Work to do: Copy out the complete listing, word for word.
## START Input for this task
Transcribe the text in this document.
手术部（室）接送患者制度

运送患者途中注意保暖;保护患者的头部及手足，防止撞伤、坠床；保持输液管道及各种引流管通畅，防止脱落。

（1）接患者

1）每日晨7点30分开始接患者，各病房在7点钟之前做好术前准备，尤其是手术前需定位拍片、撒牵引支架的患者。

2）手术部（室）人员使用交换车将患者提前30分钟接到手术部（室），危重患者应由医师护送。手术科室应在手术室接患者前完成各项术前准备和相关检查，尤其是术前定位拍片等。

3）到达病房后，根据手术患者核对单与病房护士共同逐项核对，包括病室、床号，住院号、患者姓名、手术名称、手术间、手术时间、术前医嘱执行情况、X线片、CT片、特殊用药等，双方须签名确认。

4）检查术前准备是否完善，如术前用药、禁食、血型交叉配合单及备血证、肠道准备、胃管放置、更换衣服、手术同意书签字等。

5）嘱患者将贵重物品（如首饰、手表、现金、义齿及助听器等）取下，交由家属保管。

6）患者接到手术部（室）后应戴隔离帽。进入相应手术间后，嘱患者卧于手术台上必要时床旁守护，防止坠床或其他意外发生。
## END Input for this task
Task response:
Transcribe the text in this document.
手术部（室）接送患者制度

运送患者途中注意保暖;保护患者的头部及手足，防止撞伤、坠床；保持输液管道及各种引流管通畅，防止脱落。

（1）接患者

1）每日晨7点30分开始接患者，各病房在7点钟之前做好术前准备，尤其是手术前需定位拍片、撒牵引支架的患者。

2）手术部（室）人员使用交换车将患者提前30分钟接到手术部（室），危重患者应由医师护送。手术科室应在手术室接患者前完成各项术前准备和相关检查，尤其是术前定位拍片等。

3）到达病房后，根据手术患者核对单与病房护士共同逐项核对，包括病室、床号，住院号、患者姓名、手术名称、手术间、手术时间、术前医嘱执行情况、X线片、CT片、特殊用药等，双方须签名确认。

4）检查术前准备是否完善，如术前用药、禁食、血型交叉配合单及备血证、肠道准备、胃管放置、更换衣服、手术同意书签字等。

5）嘱患者将贵重物品（如首饰、手表、现金、义齿及助听器等）取下，交由家属保管。

6）患者接到手术部（室）后应戴隔离帽。进入相应手术间后，嘱患者卧于手术台上必要时床旁守护，防止坠床或其他意外发生。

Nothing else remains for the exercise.